WHAT IS NEEDED -
Every line of the records below should be restated exactly.

[start of TASK DATA]

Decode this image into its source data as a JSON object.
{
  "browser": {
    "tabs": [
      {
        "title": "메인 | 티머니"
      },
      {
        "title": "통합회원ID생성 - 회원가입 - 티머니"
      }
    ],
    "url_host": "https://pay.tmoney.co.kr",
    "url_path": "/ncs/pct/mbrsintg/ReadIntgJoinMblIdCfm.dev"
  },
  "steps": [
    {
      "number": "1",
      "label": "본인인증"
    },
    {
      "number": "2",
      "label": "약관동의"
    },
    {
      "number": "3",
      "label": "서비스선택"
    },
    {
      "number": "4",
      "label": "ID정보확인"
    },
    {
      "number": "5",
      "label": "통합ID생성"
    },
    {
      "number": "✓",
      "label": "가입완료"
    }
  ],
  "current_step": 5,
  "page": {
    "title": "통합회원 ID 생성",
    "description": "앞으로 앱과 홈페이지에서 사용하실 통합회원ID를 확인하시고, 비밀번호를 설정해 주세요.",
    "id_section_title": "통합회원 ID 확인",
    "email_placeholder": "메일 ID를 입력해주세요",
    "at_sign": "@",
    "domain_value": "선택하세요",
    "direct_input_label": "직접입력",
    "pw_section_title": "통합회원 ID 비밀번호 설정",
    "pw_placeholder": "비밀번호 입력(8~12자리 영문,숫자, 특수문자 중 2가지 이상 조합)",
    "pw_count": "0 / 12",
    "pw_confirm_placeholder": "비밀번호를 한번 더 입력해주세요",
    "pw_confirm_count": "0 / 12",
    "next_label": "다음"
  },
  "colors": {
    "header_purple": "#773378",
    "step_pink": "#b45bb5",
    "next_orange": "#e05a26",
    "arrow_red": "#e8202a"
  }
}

[end of TASK DATA]

REPLY TO THE TASK -
Decode this image into its source data as a JSON object.
{
  "browser": {
    "tabs": [
      {
        "title": "메인 | 티머니"
      },
      {
        "title": "통합회원ID생성 - 회원가입 - 티머니"
      }
    ],
    "url_host": "https://pay.tmoney.co.kr",
    "url_path": "/ncs/pct/mbrsintg/ReadIntgJoinMblIdCfm.dev"
  },
  "steps": [
    {
      "number": "1",
      "label": "본인인증"
    },
    {
      "number": "2",
      "label": "약관동의"
    },
    {
      "number": "3",
      "label": "서비스선택"
    },
    {
      "number": "4",
      "label": "ID정보확인"
    },
    {
      "number": "5",
      "label": "통합ID생성"
    },
    {
      "number": "✓",
      "label": "가입완료"
    }
  ],
  "current_step": 5,
  "page": {
    "title": "통합회원 ID 생성",
    "description": "앞으로 앱과 홈페이지에서 사용하실 통합회원ID를 확인하시고, 비밀번호를 설정해 주세요.",
    "id_section_title": "통합회원 ID 확인",
    "email_placeholder": "메일 ID를 입력해주세요",
    "at_sign": "@",
    "domain_value": "선택하세요",
    "direct_input_label": "직접입력",
    "pw_section_title": "통합회원 ID 비밀번호 설정",
    "pw_placeholder": "비밀번호 입력(8~12자리 영문,숫자, 특수문자 중 2가지 이상 조합)",
    "pw_count": "0 / 12",
    "pw_confirm_placeholder": "비밀번호를 한번 더 입력해주세요",
    "pw_confirm_count": "0 / 12",
    "next_label": "다음"
  },
  "colors": {
    "header_purple": "#773378",
    "step_pink": "#b45bb5",
    "next_orange": "#e05a26",
    "arrow_red": "#e8202a"
  }
}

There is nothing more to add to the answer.